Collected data
•••••

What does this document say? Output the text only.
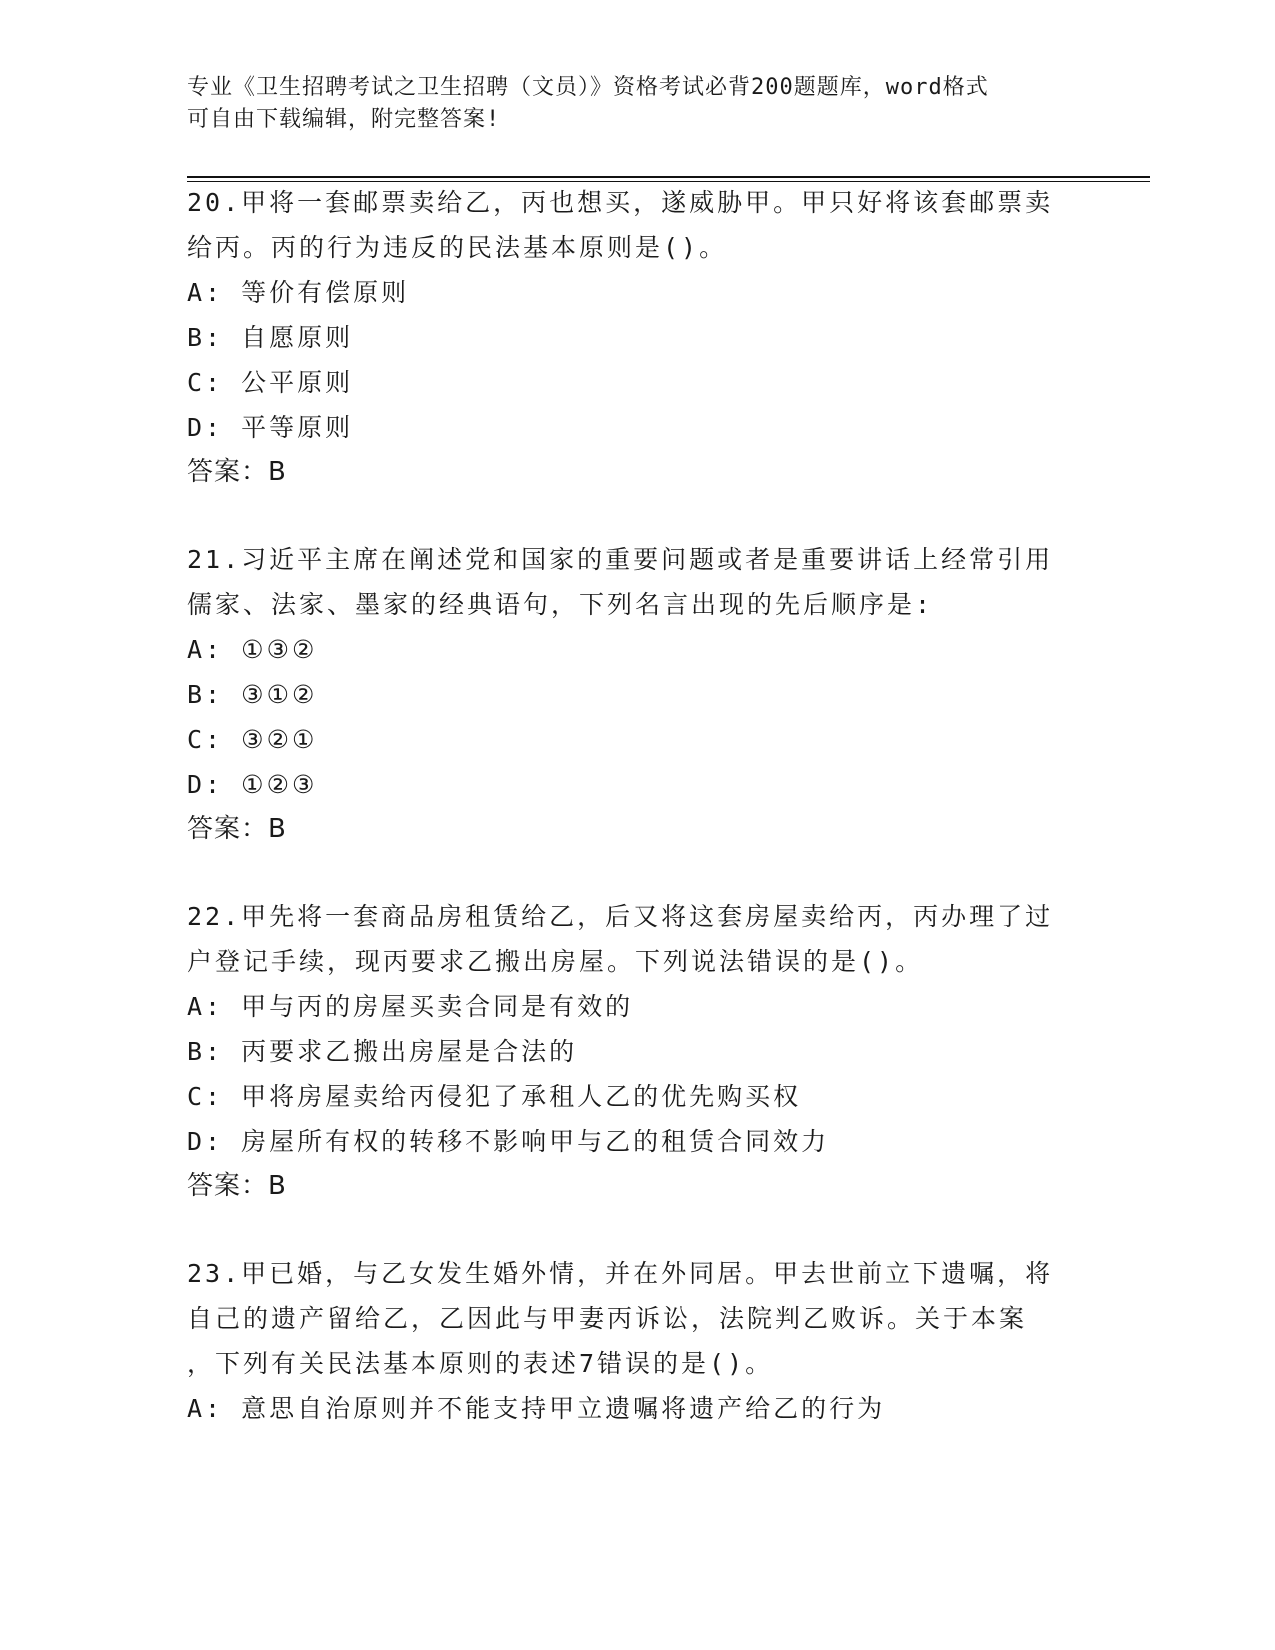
专业《卫生招聘考试之卫生招聘（文员）》资格考试必背200题题库，word格式
可自由下载编辑，附完整答案!
20.甲将一套邮票卖给乙，丙也想买，遂威胁甲。甲只好将该套邮票卖
给丙。丙的行为违反的民法基本原则是()。
A: 等价有偿原则
B: 自愿原则
C: 公平原则
D: 平等原则
答案：B
21.习近平主席在阐述党和国家的重要问题或者是重要讲话上经常引用
儒家、法家、墨家的经典语句，下列名言出现的先后顺序是:
A: ①③②
B: ③①②
C: ③②①
D: ①②③
答案：B
22.甲先将一套商品房租赁给乙，后又将这套房屋卖给丙，丙办理了过
户登记手续，现丙要求乙搬出房屋。下列说法错误的是()。
A: 甲与丙的房屋买卖合同是有效的
B: 丙要求乙搬出房屋是合法的
C: 甲将房屋卖给丙侵犯了承租人乙的优先购买权
D: 房屋所有权的转移不影响甲与乙的租赁合同效力
答案：B
23.甲已婚，与乙女发生婚外情，并在外同居。甲去世前立下遗嘱，将
自己的遗产留给乙，乙因此与甲妻丙诉讼，法院判乙败诉。关于本案
，下列有关民法基本原则的表述7错误的是()。
A: 意思自治原则并不能支持甲立遗嘱将遗产给乙的行为
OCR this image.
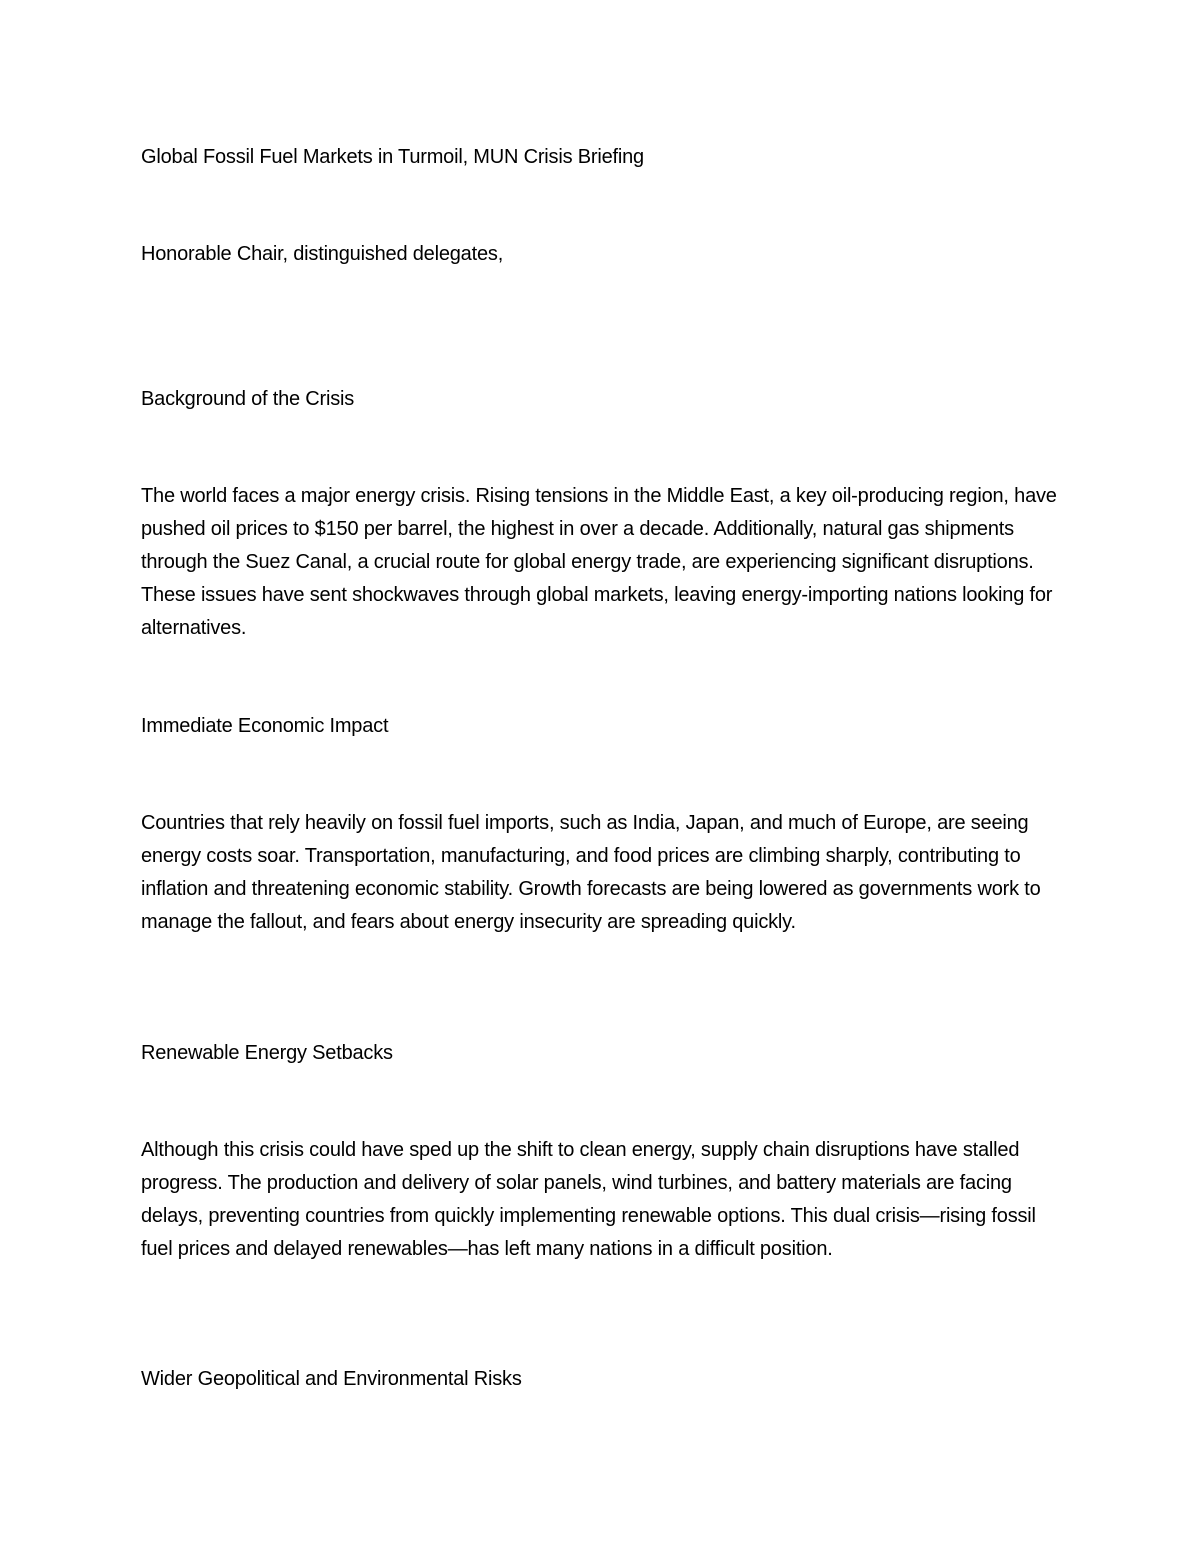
Global Fossil Fuel Markets in Turmoil, MUN Crisis Briefing

Honorable Chair, distinguished delegates,

Background of the Crisis

The world faces a major energy crisis. Rising tensions in the Middle East, a key oil-producing region, have pushed oil prices to $150 per barrel, the highest in over a decade. Additionally, natural gas shipments through the Suez Canal, a crucial route for global energy trade, are experiencing significant disruptions. These issues have sent shockwaves through global markets, leaving energy-importing nations looking for alternatives.

Immediate Economic Impact

Countries that rely heavily on fossil fuel imports, such as India, Japan, and much of Europe, are seeing energy costs soar. Transportation, manufacturing, and food prices are climbing sharply, contributing to inflation and threatening economic stability. Growth forecasts are being lowered as governments work to manage the fallout, and fears about energy insecurity are spreading quickly.

Renewable Energy Setbacks

Although this crisis could have sped up the shift to clean energy, supply chain disruptions have stalled progress. The production and delivery of solar panels, wind turbines, and battery materials are facing delays, preventing countries from quickly implementing renewable options. This dual crisis—rising fossil fuel prices and delayed renewables—has left many nations in a difficult position.

Wider Geopolitical and Environmental Risks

•••••

### WHAT IS EXPECTED
Extract all the entries word for word; omit any pictures.

### TASK ANSWER
What does this document say? Output the text only.
专业《卫生招聘考试之卫生招聘（文员）》资格考试必背200题题库，word格式
可自由下载编辑，附完整答案!
20.甲将一套邮票卖给乙，丙也想买，遂威胁甲。甲只好将该套邮票卖
给丙。丙的行为违反的民法基本原则是()。
A: 等价有偿原则
B: 自愿原则
C: 公平原则
D: 平等原则
答案：B
21.习近平主席在阐述党和国家的重要问题或者是重要讲话上经常引用
儒家、法家、墨家的经典语句，下列名言出现的先后顺序是:
A: ①③②
B: ③①②
C: ③②①
D: ①②③
答案：B
22.甲先将一套商品房租赁给乙，后又将这套房屋卖给丙，丙办理了过
户登记手续，现丙要求乙搬出房屋。下列说法错误的是()。
A: 甲与丙的房屋买卖合同是有效的
B: 丙要求乙搬出房屋是合法的
C: 甲将房屋卖给丙侵犯了承租人乙的优先购买权
D: 房屋所有权的转移不影响甲与乙的租赁合同效力
答案：B
23.甲已婚，与乙女发生婚外情，并在外同居。甲去世前立下遗嘱，将
自己的遗产留给乙，乙因此与甲妻丙诉讼，法院判乙败诉。关于本案
，下列有关民法基本原则的表述7错误的是()。
A: 意思自治原则并不能支持甲立遗嘱将遗产给乙的行为
OCR this image.
Global Fossil Fuel Markets in Turmoil, MUN Crisis Briefing

Honorable Chair, distinguished delegates,

Background of the Crisis

The world faces a major energy crisis. Rising tensions in the Middle East, a key oil-producing region, have pushed oil prices to $150 per barrel, the highest in over a decade. Additionally, natural gas shipments through the Suez Canal, a crucial route for global energy trade, are experiencing significant disruptions. These issues have sent shockwaves through global markets, leaving energy-importing nations looking for alternatives.

Immediate Economic Impact

Countries that rely heavily on fossil fuel imports, such as India, Japan, and much of Europe, are seeing energy costs soar. Transportation, manufacturing, and food prices are climbing sharply, contributing to inflation and threatening economic stability. Growth forecasts are being lowered as governments work to manage the fallout, and fears about energy insecurity are spreading quickly.

Renewable Energy Setbacks

Although this crisis could have sped up the shift to clean energy, supply chain disruptions have stalled progress. The production and delivery of solar panels, wind turbines, and battery materials are facing delays, preventing countries from quickly implementing renewable options. This dual crisis—rising fossil fuel prices and delayed renewables—has left many nations in a difficult position.

Wider Geopolitical and Environmental Risks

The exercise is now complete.